## begin
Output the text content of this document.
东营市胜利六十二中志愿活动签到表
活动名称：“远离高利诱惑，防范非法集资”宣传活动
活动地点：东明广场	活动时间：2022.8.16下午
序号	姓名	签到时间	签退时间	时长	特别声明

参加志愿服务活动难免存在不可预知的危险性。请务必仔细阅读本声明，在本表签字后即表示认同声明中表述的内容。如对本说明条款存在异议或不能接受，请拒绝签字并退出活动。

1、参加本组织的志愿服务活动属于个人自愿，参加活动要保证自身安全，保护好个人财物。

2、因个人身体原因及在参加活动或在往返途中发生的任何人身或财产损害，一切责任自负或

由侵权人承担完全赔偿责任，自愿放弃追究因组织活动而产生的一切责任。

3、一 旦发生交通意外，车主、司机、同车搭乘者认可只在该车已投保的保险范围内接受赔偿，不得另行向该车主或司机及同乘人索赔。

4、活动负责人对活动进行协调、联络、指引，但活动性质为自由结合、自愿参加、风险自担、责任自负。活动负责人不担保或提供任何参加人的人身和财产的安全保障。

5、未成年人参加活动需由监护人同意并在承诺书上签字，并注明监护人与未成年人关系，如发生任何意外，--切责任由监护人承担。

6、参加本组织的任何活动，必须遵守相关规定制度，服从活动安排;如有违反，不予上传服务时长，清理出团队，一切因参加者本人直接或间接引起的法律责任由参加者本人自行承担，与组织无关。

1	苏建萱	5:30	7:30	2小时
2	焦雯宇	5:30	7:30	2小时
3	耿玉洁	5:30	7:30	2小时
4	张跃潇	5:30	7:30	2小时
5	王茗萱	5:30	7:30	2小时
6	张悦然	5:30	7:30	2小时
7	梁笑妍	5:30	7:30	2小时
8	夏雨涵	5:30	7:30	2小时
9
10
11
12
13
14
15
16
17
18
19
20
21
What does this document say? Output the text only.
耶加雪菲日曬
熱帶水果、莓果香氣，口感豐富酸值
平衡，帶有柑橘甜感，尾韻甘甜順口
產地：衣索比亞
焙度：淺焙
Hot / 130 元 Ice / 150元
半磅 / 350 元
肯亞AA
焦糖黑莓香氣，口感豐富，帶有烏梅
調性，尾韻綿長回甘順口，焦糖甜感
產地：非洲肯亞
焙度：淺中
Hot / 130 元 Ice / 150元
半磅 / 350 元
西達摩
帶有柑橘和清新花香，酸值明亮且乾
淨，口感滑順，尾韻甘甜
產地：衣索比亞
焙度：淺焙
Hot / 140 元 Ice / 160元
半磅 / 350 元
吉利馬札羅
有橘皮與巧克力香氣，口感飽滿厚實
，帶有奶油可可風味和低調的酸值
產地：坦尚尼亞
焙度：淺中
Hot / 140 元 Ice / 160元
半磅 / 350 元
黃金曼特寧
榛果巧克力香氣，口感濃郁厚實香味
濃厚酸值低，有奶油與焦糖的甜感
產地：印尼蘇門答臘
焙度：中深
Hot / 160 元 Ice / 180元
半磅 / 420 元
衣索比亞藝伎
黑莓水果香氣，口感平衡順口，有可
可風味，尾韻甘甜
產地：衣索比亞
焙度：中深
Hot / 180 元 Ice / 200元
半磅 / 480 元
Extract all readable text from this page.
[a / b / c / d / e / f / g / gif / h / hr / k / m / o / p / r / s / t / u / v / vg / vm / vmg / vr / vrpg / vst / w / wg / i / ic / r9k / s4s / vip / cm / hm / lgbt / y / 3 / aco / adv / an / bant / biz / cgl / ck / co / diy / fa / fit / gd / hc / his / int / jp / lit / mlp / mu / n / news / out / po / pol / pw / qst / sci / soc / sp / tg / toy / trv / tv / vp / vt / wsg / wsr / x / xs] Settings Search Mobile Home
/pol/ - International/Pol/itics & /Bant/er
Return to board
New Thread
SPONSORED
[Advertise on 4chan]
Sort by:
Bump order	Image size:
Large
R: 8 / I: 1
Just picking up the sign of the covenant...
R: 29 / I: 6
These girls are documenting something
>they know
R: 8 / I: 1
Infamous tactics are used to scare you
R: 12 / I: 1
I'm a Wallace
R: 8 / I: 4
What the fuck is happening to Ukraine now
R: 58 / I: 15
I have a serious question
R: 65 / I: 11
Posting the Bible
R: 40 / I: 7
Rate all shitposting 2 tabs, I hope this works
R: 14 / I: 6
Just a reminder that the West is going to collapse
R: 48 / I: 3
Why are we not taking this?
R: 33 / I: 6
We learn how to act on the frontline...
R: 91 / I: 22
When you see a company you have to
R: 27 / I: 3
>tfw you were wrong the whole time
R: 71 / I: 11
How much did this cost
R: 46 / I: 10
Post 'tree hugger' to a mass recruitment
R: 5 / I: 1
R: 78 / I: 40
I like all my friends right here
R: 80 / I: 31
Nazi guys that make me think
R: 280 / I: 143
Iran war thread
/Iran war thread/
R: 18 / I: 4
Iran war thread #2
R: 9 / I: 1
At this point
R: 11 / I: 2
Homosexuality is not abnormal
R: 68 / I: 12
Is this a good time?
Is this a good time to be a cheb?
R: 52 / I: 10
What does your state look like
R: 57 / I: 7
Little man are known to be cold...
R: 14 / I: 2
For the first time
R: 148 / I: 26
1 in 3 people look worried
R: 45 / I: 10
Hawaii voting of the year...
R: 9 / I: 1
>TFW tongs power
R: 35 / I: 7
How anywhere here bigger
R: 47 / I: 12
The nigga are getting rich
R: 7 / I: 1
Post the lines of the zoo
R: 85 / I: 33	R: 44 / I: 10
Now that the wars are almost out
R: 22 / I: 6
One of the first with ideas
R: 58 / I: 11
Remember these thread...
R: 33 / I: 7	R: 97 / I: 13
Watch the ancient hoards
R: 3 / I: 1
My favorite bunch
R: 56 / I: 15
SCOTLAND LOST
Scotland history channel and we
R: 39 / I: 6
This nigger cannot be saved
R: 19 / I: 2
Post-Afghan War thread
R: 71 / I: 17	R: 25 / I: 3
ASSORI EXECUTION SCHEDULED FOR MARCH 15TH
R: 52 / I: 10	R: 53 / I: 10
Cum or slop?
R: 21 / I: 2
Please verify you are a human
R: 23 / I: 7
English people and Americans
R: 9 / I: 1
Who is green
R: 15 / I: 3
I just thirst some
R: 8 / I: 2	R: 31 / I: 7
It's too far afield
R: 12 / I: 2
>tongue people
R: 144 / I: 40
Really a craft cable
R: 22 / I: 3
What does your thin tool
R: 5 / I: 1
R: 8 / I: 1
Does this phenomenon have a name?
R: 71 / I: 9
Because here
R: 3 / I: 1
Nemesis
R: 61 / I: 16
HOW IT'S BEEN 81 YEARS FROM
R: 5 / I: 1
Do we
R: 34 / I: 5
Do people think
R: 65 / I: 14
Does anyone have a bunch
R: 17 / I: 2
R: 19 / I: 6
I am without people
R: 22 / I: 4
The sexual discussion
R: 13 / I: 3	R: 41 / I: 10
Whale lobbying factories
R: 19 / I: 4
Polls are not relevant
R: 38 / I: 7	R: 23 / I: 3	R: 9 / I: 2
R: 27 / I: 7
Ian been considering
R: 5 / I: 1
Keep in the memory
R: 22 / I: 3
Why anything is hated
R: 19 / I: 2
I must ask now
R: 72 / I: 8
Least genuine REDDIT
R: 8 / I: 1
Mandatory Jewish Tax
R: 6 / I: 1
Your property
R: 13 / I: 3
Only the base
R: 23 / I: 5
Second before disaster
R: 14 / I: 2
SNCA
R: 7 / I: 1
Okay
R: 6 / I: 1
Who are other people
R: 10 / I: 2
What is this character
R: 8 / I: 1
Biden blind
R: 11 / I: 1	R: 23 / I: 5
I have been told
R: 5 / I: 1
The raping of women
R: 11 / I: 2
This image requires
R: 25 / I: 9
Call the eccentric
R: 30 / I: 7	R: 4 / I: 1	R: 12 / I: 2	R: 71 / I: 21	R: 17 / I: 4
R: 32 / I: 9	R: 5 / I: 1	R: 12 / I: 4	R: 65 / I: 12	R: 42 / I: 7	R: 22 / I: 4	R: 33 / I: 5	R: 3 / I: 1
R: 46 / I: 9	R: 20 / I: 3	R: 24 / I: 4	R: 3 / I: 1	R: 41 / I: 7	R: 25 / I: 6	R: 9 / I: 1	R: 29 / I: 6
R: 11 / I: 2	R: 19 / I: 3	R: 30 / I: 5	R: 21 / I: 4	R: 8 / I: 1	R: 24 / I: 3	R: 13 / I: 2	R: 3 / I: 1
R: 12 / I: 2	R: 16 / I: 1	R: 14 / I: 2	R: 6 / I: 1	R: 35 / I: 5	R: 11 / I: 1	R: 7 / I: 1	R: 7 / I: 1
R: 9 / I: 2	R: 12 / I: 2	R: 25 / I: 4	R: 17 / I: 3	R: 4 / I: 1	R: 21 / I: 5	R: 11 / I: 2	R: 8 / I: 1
## end
» **THE EXERCISE**
Of the lines in this material, state how many hold the string "Iran". Write no other words.

» **FULL RESPONSE**
3